Of all the lines in the records below, how many hold the word "image"? Give the number alone.
====================
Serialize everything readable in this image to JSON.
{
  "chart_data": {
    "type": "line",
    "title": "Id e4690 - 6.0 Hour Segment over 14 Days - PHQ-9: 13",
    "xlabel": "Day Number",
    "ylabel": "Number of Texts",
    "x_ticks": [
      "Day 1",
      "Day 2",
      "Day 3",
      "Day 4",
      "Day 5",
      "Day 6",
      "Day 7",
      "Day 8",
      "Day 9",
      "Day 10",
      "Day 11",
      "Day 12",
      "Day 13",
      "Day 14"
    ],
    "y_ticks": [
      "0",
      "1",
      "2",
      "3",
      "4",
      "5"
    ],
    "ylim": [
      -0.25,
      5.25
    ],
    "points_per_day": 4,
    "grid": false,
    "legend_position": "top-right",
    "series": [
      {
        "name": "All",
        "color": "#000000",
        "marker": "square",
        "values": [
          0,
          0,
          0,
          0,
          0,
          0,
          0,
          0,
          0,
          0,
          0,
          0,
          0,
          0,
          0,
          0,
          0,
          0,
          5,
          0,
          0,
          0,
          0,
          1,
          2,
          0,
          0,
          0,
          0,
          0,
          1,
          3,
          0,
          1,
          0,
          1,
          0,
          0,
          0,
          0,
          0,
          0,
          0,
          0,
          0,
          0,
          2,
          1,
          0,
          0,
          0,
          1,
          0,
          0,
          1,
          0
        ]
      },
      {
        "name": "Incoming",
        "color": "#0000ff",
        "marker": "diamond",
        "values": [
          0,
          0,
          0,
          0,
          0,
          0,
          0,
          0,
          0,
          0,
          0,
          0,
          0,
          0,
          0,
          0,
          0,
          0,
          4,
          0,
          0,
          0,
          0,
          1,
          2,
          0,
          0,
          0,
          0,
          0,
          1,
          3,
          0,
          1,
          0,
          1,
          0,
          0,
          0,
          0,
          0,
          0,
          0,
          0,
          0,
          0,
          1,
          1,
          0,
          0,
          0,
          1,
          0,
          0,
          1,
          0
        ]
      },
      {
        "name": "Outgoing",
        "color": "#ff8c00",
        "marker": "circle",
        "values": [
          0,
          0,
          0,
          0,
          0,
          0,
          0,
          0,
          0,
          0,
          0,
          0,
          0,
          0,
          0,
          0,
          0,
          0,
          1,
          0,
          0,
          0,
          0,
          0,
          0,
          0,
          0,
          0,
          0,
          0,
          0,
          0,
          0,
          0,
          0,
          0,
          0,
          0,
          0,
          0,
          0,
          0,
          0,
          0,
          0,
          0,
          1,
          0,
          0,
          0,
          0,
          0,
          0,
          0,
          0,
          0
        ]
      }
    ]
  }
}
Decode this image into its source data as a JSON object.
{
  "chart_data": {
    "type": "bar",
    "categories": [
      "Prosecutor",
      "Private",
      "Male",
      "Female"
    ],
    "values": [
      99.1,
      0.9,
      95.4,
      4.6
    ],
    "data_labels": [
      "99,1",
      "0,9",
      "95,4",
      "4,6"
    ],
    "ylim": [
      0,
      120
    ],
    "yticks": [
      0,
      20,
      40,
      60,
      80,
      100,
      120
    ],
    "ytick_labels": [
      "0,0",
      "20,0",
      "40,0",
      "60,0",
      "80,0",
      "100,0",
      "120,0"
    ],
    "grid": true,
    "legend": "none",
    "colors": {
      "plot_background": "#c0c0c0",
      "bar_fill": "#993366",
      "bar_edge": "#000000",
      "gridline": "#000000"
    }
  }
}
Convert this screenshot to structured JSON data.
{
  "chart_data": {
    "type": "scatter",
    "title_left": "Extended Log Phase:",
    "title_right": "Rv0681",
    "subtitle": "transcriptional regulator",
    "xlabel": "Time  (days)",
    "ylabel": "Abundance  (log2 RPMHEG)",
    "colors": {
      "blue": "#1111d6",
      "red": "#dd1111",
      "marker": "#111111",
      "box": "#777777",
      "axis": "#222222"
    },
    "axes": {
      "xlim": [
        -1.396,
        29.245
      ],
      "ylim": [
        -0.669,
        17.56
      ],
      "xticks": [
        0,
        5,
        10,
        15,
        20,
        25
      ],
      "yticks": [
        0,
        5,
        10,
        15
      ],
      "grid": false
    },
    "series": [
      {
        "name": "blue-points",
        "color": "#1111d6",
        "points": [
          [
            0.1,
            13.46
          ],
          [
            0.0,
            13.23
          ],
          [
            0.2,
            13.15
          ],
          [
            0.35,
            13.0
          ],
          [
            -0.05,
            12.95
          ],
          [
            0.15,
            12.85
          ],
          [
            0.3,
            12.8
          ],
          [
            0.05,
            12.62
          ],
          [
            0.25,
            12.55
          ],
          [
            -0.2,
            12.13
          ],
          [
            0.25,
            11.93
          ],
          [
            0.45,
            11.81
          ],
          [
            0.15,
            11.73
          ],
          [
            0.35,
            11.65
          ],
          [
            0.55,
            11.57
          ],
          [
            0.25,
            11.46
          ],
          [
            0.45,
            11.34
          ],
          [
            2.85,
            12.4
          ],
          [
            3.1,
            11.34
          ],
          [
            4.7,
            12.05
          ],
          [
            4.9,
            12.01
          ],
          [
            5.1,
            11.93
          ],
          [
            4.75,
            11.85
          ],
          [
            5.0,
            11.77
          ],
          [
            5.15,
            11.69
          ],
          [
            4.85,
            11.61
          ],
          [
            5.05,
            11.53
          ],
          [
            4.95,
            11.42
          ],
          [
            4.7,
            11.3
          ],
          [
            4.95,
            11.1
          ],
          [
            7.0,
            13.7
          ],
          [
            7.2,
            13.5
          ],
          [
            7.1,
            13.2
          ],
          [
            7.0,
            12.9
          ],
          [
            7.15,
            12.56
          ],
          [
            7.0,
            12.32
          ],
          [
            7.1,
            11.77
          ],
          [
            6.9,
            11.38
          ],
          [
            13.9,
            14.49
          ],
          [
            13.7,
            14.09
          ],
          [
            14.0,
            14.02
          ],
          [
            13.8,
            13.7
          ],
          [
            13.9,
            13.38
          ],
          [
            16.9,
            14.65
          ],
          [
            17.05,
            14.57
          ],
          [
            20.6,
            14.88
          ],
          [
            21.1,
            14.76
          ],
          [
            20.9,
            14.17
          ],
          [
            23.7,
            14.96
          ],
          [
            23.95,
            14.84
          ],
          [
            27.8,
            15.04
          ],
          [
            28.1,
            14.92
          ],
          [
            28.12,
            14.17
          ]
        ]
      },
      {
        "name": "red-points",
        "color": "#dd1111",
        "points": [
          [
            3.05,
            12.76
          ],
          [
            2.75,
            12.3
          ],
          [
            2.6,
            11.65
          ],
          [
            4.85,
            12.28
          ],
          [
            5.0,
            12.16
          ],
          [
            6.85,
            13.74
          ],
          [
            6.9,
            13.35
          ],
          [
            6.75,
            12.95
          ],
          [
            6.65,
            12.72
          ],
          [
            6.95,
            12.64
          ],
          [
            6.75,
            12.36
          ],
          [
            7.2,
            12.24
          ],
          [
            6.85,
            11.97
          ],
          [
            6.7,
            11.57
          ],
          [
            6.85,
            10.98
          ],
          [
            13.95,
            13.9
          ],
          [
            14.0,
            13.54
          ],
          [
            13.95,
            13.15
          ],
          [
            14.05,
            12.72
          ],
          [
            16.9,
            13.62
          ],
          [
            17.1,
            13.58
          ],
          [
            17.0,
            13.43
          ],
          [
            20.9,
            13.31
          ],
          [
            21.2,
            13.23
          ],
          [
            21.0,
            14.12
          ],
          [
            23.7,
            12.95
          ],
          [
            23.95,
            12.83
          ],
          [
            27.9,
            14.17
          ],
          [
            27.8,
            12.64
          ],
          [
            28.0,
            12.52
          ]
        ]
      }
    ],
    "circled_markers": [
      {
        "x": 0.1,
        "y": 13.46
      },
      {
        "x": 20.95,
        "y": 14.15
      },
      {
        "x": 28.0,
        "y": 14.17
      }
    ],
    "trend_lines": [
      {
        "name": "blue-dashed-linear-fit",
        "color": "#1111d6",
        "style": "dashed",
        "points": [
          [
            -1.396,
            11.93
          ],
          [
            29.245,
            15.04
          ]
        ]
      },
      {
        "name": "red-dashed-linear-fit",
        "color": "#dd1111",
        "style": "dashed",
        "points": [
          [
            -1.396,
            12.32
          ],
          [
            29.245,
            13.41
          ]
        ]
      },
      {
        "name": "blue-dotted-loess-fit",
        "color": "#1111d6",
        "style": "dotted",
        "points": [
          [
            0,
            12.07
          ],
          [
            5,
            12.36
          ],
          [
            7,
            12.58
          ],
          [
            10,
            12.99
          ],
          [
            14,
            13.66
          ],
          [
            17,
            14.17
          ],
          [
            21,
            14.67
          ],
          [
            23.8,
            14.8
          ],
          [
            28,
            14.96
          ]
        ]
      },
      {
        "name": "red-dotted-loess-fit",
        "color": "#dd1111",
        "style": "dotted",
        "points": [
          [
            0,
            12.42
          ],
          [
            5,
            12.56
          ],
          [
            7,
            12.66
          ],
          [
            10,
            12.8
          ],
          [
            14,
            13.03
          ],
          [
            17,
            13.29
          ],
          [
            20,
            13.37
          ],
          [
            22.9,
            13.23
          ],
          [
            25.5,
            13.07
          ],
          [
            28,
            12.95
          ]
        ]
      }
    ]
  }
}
====================
Output for this task:
2